◆ **CONSIGNE**: Prolongez la critique consacrée au rôle de Jake Gyllenhaal dans la peau du boxeur Billy Hope, en reprenant juste après sa dernière phrase.

◆ **EXTRAIT DU DOCUMENT**:
<<<<

Après avoir donc perdu 15 kilos pour Nightcrawler, Jake Gyllenhaal a cette fois-ci préféré jouer la carte de la prise de poids pour incarner le boxeur champion du monde des poids-lourds, Billy Hope. Ce nouveau rôle est à nouveau l’occasion pour l’acteur américain de nous montrer toute l’étendue de son talent, un talent qui commence doucement à avoir une odeur de nomination aux Oscars.
Billy Hope se promène sur un fil étendu au-dessus du vide : au sommet de sa carrière, on le sent pourtant fragile, prêt à craquer à tout moment. A l’image d’un Icare qui serait monté sur le ring, Hope n’a pas conscience des sacrifices que l’oblige à faire son ascension. Comme emmené par un brin de folie, le boxeur se laisse porter par ses coups, sans pour autant penser à ceux qu’il prend en retour. Le boxeur semble seul sur le ring, mais c’est pourtant dans le regard de sa femme qu’il se réfugie, même s’il n’en saisit ni l’intensité, ni la bienveillance. Hope semble en effet aveuglé par les coups qu’il prend, mais également par ceux qu’il donne. Si sa famille semble être sa raison de vivre, il a pourtant du mal à se détacher de la boxe, qui l’a sorti de sa misère, tout comme sa femme. L’état second du ring, l’ivresse que lui procurent les coups, ce sont ces choses-là qui mènent Hope au bord d’un précipice, qui se traduit par une fragilité fortement marquée aux lendemains de ses combats. Est-il prêt à faire un pas en arrière et à rejoindre sa femme à la maison, plutôt que d’avancer encore et de distribuer des uppercuts ravageurs, au prix d’arcades éclatées ?
Le meurtre de sa femme va littéralement couper les ailes du boxeur, qui devient alors l’ombre de lui-même, rattrapé par la réalité. Sa carrière s’effondre, et il en perd même la garde de sa fille, alors que l’ivresse du ring avait fini par rentrer dans sa vie privée. Hope perd tous ses repères, le sang qui coule de son arcade l’aveugle, il est désormais bel et bien seul, après tant d’années durant lesquelles il a pu s’appuyer sur sa femme et durant lesquelles ses coups suffisaient pour assurer son succès. S’enclenche dès lors une prise de conscience et une quête de rédemption qui va amener Hope non seulement à se dépasser, mais aussi à se retrouver lui-même, désormais seul sur le ring.

>>>>

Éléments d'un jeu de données
<<<<

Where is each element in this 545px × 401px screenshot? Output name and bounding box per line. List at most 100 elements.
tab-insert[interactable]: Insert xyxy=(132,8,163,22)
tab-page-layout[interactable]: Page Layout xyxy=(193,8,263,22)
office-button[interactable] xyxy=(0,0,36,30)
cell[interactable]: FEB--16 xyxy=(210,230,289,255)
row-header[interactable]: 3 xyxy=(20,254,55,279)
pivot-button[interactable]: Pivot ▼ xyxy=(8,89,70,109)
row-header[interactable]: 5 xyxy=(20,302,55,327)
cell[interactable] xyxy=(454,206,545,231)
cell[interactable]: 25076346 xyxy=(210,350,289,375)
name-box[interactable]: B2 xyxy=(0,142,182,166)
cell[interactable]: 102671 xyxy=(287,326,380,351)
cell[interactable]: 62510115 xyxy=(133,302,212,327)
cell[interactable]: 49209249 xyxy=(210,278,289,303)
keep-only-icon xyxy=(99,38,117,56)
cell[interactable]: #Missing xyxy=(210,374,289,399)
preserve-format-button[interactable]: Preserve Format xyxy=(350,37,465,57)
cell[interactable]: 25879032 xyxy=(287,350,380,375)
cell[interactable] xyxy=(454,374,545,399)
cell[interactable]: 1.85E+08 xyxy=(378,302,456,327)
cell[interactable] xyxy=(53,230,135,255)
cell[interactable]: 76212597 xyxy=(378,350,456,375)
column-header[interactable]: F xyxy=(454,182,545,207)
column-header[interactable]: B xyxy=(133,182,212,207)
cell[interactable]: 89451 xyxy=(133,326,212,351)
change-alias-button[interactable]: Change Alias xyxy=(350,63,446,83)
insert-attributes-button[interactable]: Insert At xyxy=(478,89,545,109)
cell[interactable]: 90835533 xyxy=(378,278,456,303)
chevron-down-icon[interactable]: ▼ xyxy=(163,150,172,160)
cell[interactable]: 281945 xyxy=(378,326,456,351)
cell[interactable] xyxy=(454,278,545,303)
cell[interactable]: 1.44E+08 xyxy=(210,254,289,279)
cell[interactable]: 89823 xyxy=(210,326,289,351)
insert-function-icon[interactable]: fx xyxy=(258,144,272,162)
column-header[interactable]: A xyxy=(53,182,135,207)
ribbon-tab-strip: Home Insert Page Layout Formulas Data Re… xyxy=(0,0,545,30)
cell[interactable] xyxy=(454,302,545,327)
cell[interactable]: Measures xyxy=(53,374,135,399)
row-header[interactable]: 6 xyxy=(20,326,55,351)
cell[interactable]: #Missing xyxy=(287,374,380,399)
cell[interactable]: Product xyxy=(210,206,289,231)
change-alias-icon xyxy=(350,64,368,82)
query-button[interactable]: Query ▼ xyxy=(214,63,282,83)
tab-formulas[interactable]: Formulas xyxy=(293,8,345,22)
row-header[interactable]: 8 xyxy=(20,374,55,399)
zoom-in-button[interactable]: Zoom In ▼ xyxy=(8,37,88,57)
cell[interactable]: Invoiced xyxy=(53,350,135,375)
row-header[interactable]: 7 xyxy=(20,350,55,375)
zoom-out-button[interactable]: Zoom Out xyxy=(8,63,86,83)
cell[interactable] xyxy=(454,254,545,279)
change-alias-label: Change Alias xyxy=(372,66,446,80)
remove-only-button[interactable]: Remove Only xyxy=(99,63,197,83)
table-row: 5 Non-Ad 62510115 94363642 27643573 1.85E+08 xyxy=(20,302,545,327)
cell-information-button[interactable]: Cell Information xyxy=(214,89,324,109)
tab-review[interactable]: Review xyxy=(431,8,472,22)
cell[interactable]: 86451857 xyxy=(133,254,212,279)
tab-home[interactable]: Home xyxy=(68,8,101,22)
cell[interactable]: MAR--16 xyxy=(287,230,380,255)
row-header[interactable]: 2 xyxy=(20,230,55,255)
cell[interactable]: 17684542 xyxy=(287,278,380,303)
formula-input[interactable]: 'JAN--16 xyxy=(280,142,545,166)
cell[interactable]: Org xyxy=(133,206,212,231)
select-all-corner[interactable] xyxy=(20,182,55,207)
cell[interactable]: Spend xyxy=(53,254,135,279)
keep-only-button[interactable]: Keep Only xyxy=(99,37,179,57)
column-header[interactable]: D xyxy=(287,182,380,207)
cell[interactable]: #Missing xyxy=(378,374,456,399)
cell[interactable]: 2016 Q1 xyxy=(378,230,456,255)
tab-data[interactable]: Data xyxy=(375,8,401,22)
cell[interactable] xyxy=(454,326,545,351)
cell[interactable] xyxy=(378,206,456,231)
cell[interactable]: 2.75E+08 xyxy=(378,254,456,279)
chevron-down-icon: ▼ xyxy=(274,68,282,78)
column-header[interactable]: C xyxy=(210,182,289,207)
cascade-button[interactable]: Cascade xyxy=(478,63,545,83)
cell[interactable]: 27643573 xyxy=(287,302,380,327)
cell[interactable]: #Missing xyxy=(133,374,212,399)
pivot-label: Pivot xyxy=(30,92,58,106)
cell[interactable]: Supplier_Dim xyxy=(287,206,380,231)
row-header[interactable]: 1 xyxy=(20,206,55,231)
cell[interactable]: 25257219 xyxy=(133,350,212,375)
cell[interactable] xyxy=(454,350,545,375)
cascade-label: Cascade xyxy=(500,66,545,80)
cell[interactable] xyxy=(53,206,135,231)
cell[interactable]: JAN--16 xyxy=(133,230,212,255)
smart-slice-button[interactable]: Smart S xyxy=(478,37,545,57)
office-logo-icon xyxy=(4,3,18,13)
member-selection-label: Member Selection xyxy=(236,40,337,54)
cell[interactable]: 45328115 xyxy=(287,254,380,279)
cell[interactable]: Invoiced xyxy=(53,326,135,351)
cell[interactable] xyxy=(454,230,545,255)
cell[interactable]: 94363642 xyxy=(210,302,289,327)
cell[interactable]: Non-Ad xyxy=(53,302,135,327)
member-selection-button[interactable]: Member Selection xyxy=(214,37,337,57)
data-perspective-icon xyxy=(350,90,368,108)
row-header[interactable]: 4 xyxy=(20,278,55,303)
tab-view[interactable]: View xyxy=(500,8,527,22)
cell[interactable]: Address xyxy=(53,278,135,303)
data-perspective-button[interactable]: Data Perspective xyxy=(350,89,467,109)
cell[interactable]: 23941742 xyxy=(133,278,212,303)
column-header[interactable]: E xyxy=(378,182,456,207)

>>>>

◆ **RÉPONSE RÉDIGÉE**:
Billy Hope apparaissait dans un premier temps comme un boxeur à la limite d’un état second, qui ne mesurait pas les risques de sa façon de danser sur le ring. Grâce à une leçon d’humilité donnée par un Forest Whitaker juste le boxeur verra se substituer à la fougue de ses débuts un autre sentiment, qui est celui de la modération. Au-delà de la vengeance et de la colère, le boxeur agit désormais de façon réfléchie et saisit la nécessité de se protéger non seulement lui-même, mais également ceux qu’il aime. Billy retrouve alors son véritable nom, l’Espoir.
Southpaw s’impose dès lors comme une nouvelle référence du film de boxe, aux côtés des Rocky et autres Fighter, aidé par une caméra audacieuse, qui n’est pas sans rappeler la virtuosité dont Martin Scorsese avait fait preuve pour Raging Bull. Mais Southpaw propose une vision bien plus frappante de la boxe, avec une caméra incisive qui saisit la portée des coups ainsi que la solitude d’un boxeur qui, tant bien que mal, cherche un espoir auquel se rattacher. Le film se dote également d’une bande originale dantesque qui accentue également ce sentiment d’agressivité, sentiment nécessaire à la quête du boxeur, qui refuse de rester étendu sur le ring.